# Do this
Track down every line below that holds "after" and copy it.

Data records
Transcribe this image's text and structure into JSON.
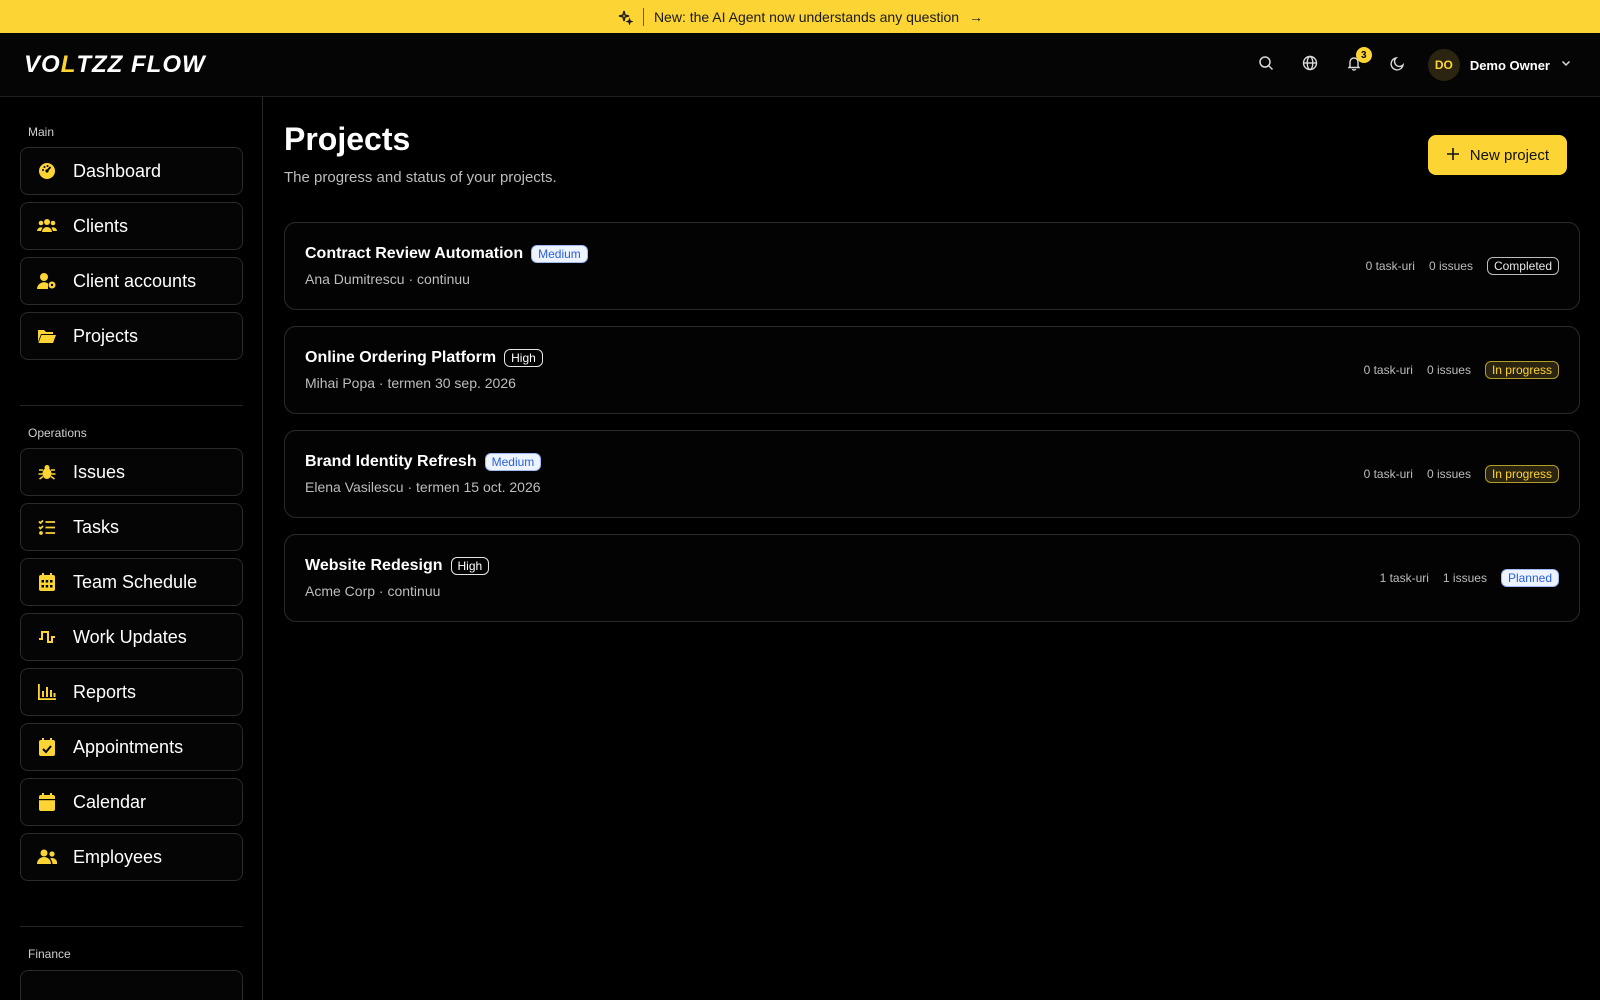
{
  "banner": {
    "text": "New: the AI Agent now understands any question",
    "arrow": "→",
    "icon": "sparkles-icon"
  },
  "header": {
    "logo": {
      "part1": "VO",
      "bolt": "L",
      "part2": "TZZ FLOW"
    },
    "icons": [
      "search-icon",
      "globe-icon",
      "bell-icon",
      "moon-icon"
    ],
    "notifications_count": "3",
    "user": {
      "initials": "DO",
      "name": "Demo Owner"
    }
  },
  "sidebar": {
    "sections": [
      {
        "label": "Main",
        "items": [
          {
            "label": "Dashboard",
            "icon": "dashboard-icon"
          },
          {
            "label": "Clients",
            "icon": "clients-icon"
          },
          {
            "label": "Client accounts",
            "icon": "client-accounts-icon"
          },
          {
            "label": "Projects",
            "icon": "folder-open-icon"
          }
        ]
      },
      {
        "label": "Operations",
        "items": [
          {
            "label": "Issues",
            "icon": "bug-icon"
          },
          {
            "label": "Tasks",
            "icon": "list-check-icon"
          },
          {
            "label": "Team Schedule",
            "icon": "calendar-grid-icon"
          },
          {
            "label": "Work Updates",
            "icon": "pulse-icon"
          },
          {
            "label": "Reports",
            "icon": "bar-chart-icon"
          },
          {
            "label": "Appointments",
            "icon": "calendar-check-icon"
          },
          {
            "label": "Calendar",
            "icon": "calendar-icon"
          },
          {
            "label": "Employees",
            "icon": "users-icon"
          }
        ]
      },
      {
        "label": "Finance",
        "items": []
      }
    ]
  },
  "main": {
    "title": "Projects",
    "subtitle": "The progress and status of your projects.",
    "new_button": "New project",
    "projects": [
      {
        "name": "Contract Review Automation",
        "priority": "Medium",
        "meta": "Ana Dumitrescu · continuu",
        "tasks": "0 task-uri",
        "issues": "0 issues",
        "status": "Completed"
      },
      {
        "name": "Online Ordering Platform",
        "priority": "High",
        "meta": "Mihai Popa · termen 30 sep. 2026",
        "tasks": "0 task-uri",
        "issues": "0 issues",
        "status": "In progress"
      },
      {
        "name": "Brand Identity Refresh",
        "priority": "Medium",
        "meta": "Elena Vasilescu · termen 15 oct. 2026",
        "tasks": "0 task-uri",
        "issues": "0 issues",
        "status": "In progress"
      },
      {
        "name": "Website Redesign",
        "priority": "High",
        "meta": "Acme Corp · continuu",
        "tasks": "1 task-uri",
        "issues": "1 issues",
        "status": "Planned"
      }
    ]
  },
  "colors": {
    "accent": "#fcd535",
    "background": "#000000",
    "planned_blue": "#2a5fd8"
  }
}
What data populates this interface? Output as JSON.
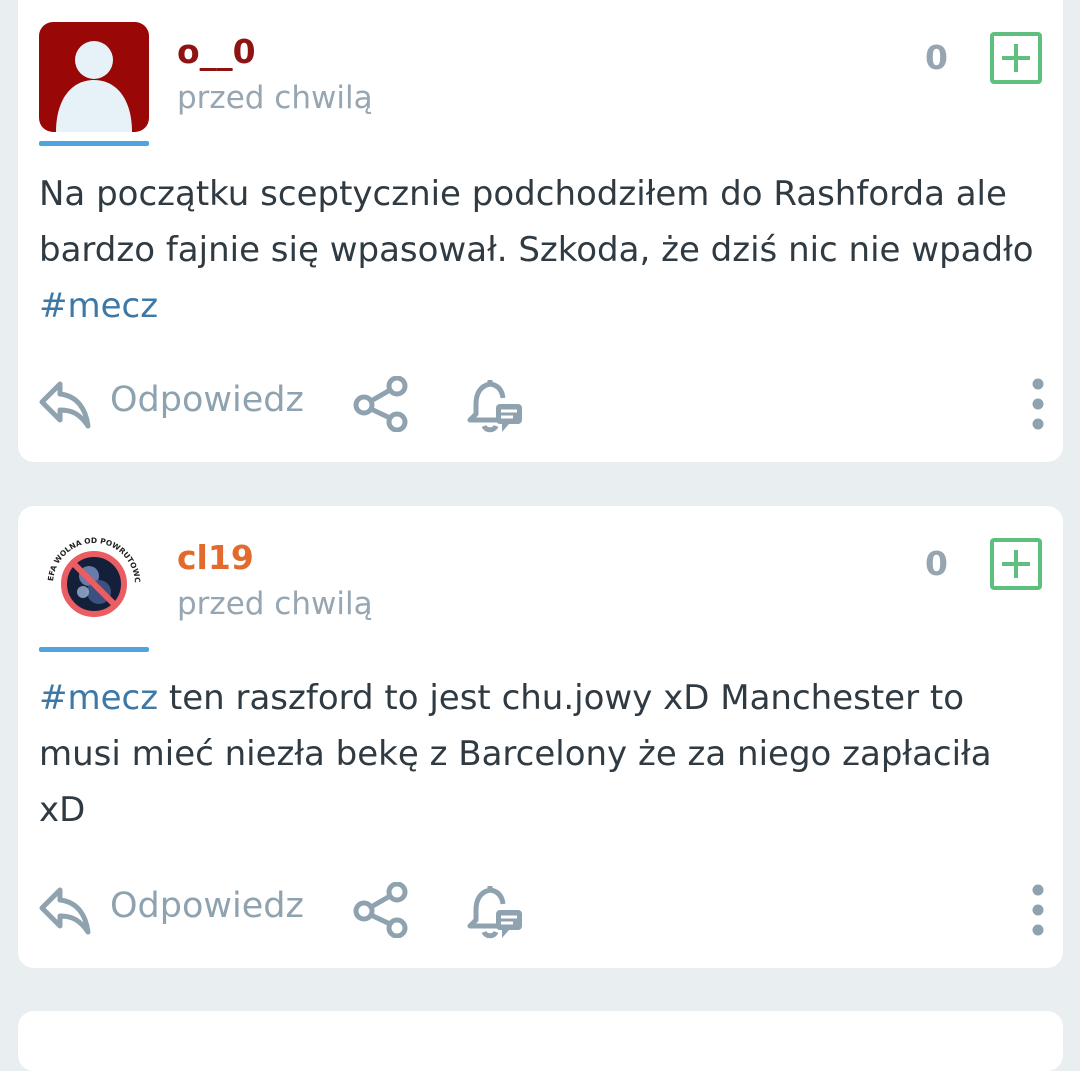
{
  "posts": [
    {
      "username": "o__0",
      "timestamp": "przed chwilą",
      "votes": "0",
      "content_parts": {
        "text": "Na początku sceptycznie podchodziłem do Rashforda ale bardzo fajnie się wpasował. Szkoda, że dziś nic nie wpadło ",
        "tag": "#mecz",
        "after": ""
      },
      "avatar_icon": "default-user-avatar",
      "reply_label": "Odpowiedz"
    },
    {
      "username": "cl19",
      "timestamp": "przed chwilą",
      "votes": "0",
      "content_parts": {
        "text": "",
        "tag": "#mecz",
        "after": " ten raszford to jest chu.jowy xD Manchester to musi mieć niezła bekę z Barcelony że za niego zapłaciła xD"
      },
      "avatar_icon": "badge-avatar",
      "avatar_badge_text": "STREFA WOLNA OD POWRUTOWCÓW",
      "reply_label": "Odpowiedz"
    }
  ],
  "colors": {
    "background": "#e9eef1",
    "user1": "#8e1414",
    "user2": "#e26a2c",
    "tag": "#3d78a6",
    "plus": "#5fbf7f",
    "muted": "#96a6b2"
  },
  "icons": [
    "reply-icon",
    "share-icon",
    "bell-comment-icon",
    "more-vertical-icon",
    "plus-icon"
  ]
}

# Expected answer
        "after": ""
        "after": " ten raszford to jest chu.jowy xD Manchester to musi mieć niezła bekę z Barcelony że za niego zapłaciła xD"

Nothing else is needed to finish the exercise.